*WHAT YOU NEED TO DO*. Exclude the pictures, then repeat the remaining data exactly.

(Stored records)
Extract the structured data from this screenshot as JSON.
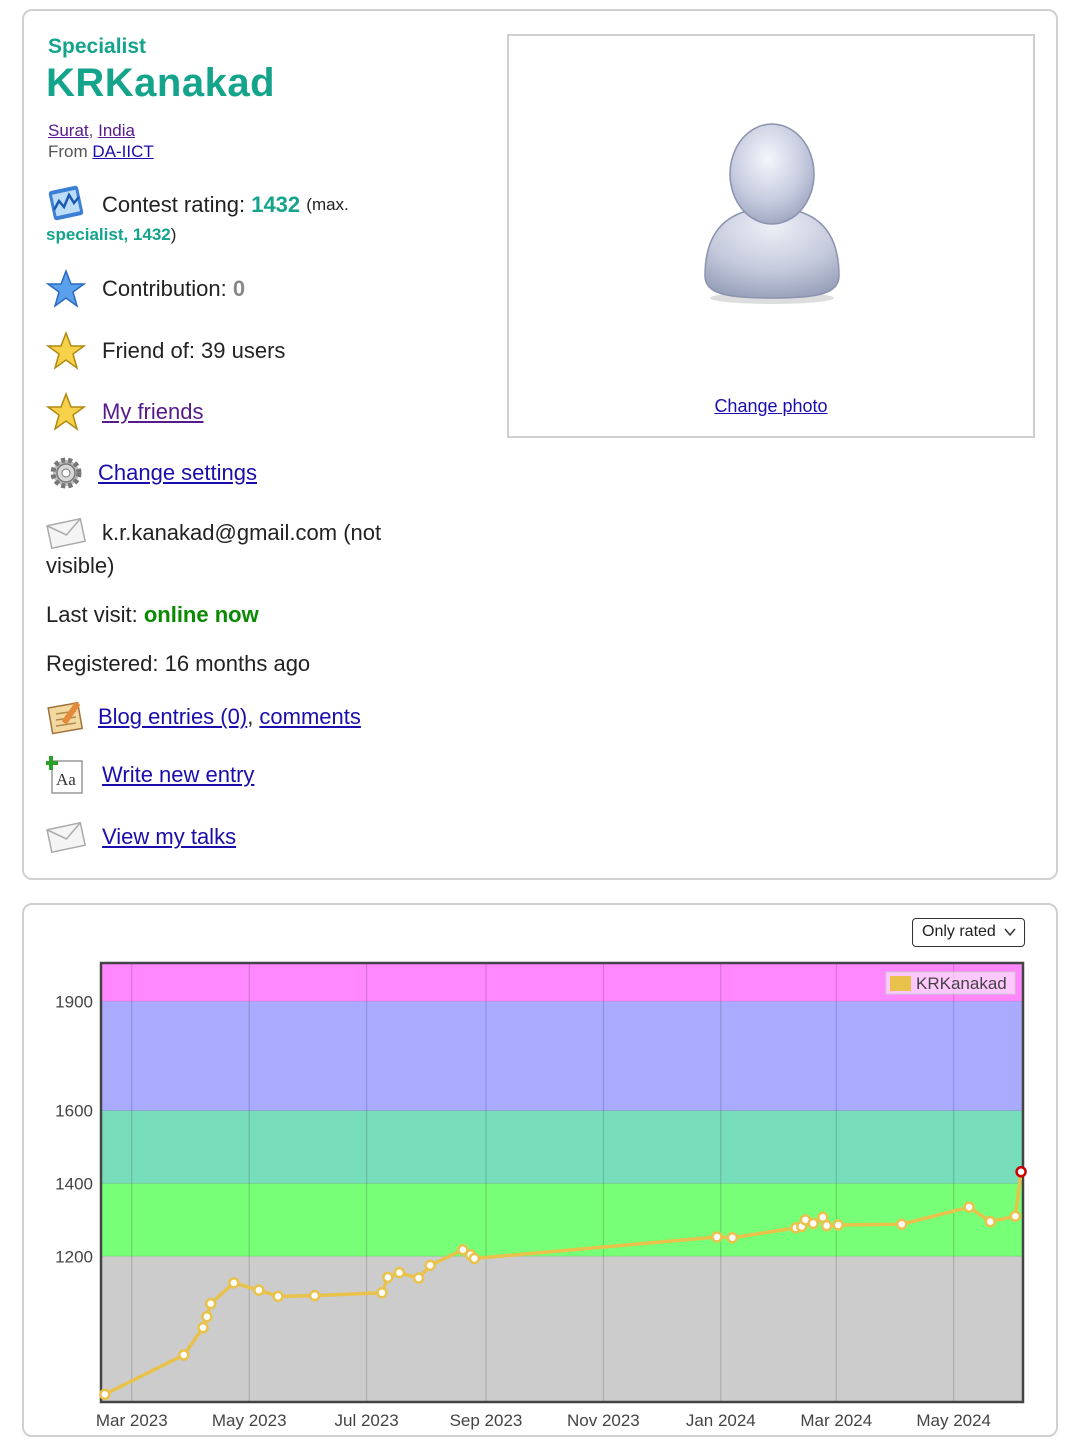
{
  "profile": {
    "rank": "Specialist",
    "handle": "KRKanakad",
    "city": "Surat",
    "country": "India",
    "from_label": "From",
    "organization": "DA-IICT",
    "contest_rating_label": "Contest rating:",
    "contest_rating": "1432",
    "max_prefix": "(max.",
    "max_rank_value": "specialist, 1432",
    "max_suffix": ")",
    "contribution_label": "Contribution:",
    "contribution": "0",
    "friend_of": "Friend of: 39 users",
    "my_friends": "My friends",
    "change_settings": "Change settings",
    "email": "k.r.kanakad@gmail.com (not",
    "email_cont": "visible)",
    "last_visit_label": "Last visit:",
    "last_visit": "online now",
    "registered": "Registered: 16 months ago",
    "blog_entries": "Blog entries (0)",
    "comments": "comments",
    "write_new_entry": "Write new entry",
    "view_talks": "View my talks",
    "change_photo": "Change photo"
  },
  "chart_controls": {
    "filter": "Only rated"
  },
  "colors": {
    "accent": "#14a38b",
    "line": "#e8c24a",
    "last_point": "#cc0000"
  },
  "chart_data": {
    "type": "line",
    "series": [
      {
        "name": "KRKanakad",
        "points": [
          [
            "2023-02-15",
            821
          ],
          [
            "2023-03-28",
            929
          ],
          [
            "2023-04-07",
            1004
          ],
          [
            "2023-04-09",
            1034
          ],
          [
            "2023-04-11",
            1070
          ],
          [
            "2023-04-23",
            1127
          ],
          [
            "2023-05-06",
            1107
          ],
          [
            "2023-05-16",
            1090
          ],
          [
            "2023-06-04",
            1092
          ],
          [
            "2023-07-09",
            1100
          ],
          [
            "2023-07-12",
            1142
          ],
          [
            "2023-07-18",
            1155
          ],
          [
            "2023-07-28",
            1140
          ],
          [
            "2023-08-03",
            1175
          ],
          [
            "2023-08-20",
            1218
          ],
          [
            "2023-08-24",
            1204
          ],
          [
            "2023-08-26",
            1194
          ],
          [
            "2023-12-30",
            1253
          ],
          [
            "2024-01-07",
            1251
          ],
          [
            "2024-02-09",
            1278
          ],
          [
            "2024-02-12",
            1282
          ],
          [
            "2024-02-14",
            1300
          ],
          [
            "2024-02-18",
            1290
          ],
          [
            "2024-02-23",
            1307
          ],
          [
            "2024-02-25",
            1284
          ],
          [
            "2024-03-02",
            1286
          ],
          [
            "2024-04-04",
            1288
          ],
          [
            "2024-05-09",
            1335
          ],
          [
            "2024-05-20",
            1295
          ],
          [
            "2024-06-02",
            1310
          ],
          [
            "2024-06-05",
            1432
          ]
        ]
      }
    ],
    "x_ticks": [
      "Mar 2023",
      "May 2023",
      "Jul 2023",
      "Sep 2023",
      "Nov 2023",
      "Jan 2024",
      "Mar 2024",
      "May 2024"
    ],
    "y_ticks": [
      1200,
      1400,
      1600,
      1900
    ],
    "xlim": [
      "2023-02-13",
      "2024-06-06"
    ],
    "ylim": [
      800,
      2005
    ],
    "bands": [
      {
        "from": 800,
        "to": 1200,
        "color": "#cccccc"
      },
      {
        "from": 1200,
        "to": 1400,
        "color": "#77ff77"
      },
      {
        "from": 1400,
        "to": 1600,
        "color": "#77ddbb"
      },
      {
        "from": 1600,
        "to": 1900,
        "color": "#aaaaff"
      },
      {
        "from": 1900,
        "to": 2005,
        "color": "#ff88ff"
      }
    ],
    "grid": true,
    "legend_position": "top-right"
  }
}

*REPLY TO THE TASK*.
Extract the structured data from this screenshot as JSON.
{
  "profile": {
    "rank": "Specialist",
    "handle": "KRKanakad",
    "city": "Surat",
    "country": "India",
    "from_label": "From",
    "organization": "DA-IICT",
    "contest_rating_label": "Contest rating:",
    "contest_rating": "1432",
    "max_prefix": "(max.",
    "max_rank_value": "specialist, 1432",
    "max_suffix": ")",
    "contribution_label": "Contribution:",
    "contribution": "0",
    "friend_of": "Friend of: 39 users",
    "my_friends": "My friends",
    "change_settings": "Change settings",
    "email": "k.r.kanakad@gmail.com (not",
    "email_cont": "visible)",
    "last_visit_label": "Last visit:",
    "last_visit": "online now",
    "registered": "Registered: 16 months ago",
    "blog_entries": "Blog entries (0)",
    "comments": "comments",
    "write_new_entry": "Write new entry",
    "view_talks": "View my talks",
    "change_photo": "Change photo"
  },
  "chart_controls": {
    "filter": "Only rated"
  },
  "colors": {
    "accent": "#14a38b",
    "line": "#e8c24a",
    "last_point": "#cc0000"
  },
  "chart_data": {
    "type": "line",
    "series": [
      {
        "name": "KRKanakad",
        "points": [
          [
            "2023-02-15",
            821
          ],
          [
            "2023-03-28",
            929
          ],
          [
            "2023-04-07",
            1004
          ],
          [
            "2023-04-09",
            1034
          ],
          [
            "2023-04-11",
            1070
          ],
          [
            "2023-04-23",
            1127
          ],
          [
            "2023-05-06",
            1107
          ],
          [
            "2023-05-16",
            1090
          ],
          [
            "2023-06-04",
            1092
          ],
          [
            "2023-07-09",
            1100
          ],
          [
            "2023-07-12",
            1142
          ],
          [
            "2023-07-18",
            1155
          ],
          [
            "2023-07-28",
            1140
          ],
          [
            "2023-08-03",
            1175
          ],
          [
            "2023-08-20",
            1218
          ],
          [
            "2023-08-24",
            1204
          ],
          [
            "2023-08-26",
            1194
          ],
          [
            "2023-12-30",
            1253
          ],
          [
            "2024-01-07",
            1251
          ],
          [
            "2024-02-09",
            1278
          ],
          [
            "2024-02-12",
            1282
          ],
          [
            "2024-02-14",
            1300
          ],
          [
            "2024-02-18",
            1290
          ],
          [
            "2024-02-23",
            1307
          ],
          [
            "2024-02-25",
            1284
          ],
          [
            "2024-03-02",
            1286
          ],
          [
            "2024-04-04",
            1288
          ],
          [
            "2024-05-09",
            1335
          ],
          [
            "2024-05-20",
            1295
          ],
          [
            "2024-06-02",
            1310
          ],
          [
            "2024-06-05",
            1432
          ]
        ]
      }
    ],
    "x_ticks": [
      "Mar 2023",
      "May 2023",
      "Jul 2023",
      "Sep 2023",
      "Nov 2023",
      "Jan 2024",
      "Mar 2024",
      "May 2024"
    ],
    "y_ticks": [
      1200,
      1400,
      1600,
      1900
    ],
    "xlim": [
      "2023-02-13",
      "2024-06-06"
    ],
    "ylim": [
      800,
      2005
    ],
    "bands": [
      {
        "from": 800,
        "to": 1200,
        "color": "#cccccc"
      },
      {
        "from": 1200,
        "to": 1400,
        "color": "#77ff77"
      },
      {
        "from": 1400,
        "to": 1600,
        "color": "#77ddbb"
      },
      {
        "from": 1600,
        "to": 1900,
        "color": "#aaaaff"
      },
      {
        "from": 1900,
        "to": 2005,
        "color": "#ff88ff"
      }
    ],
    "grid": true,
    "legend_position": "top-right"
  }
}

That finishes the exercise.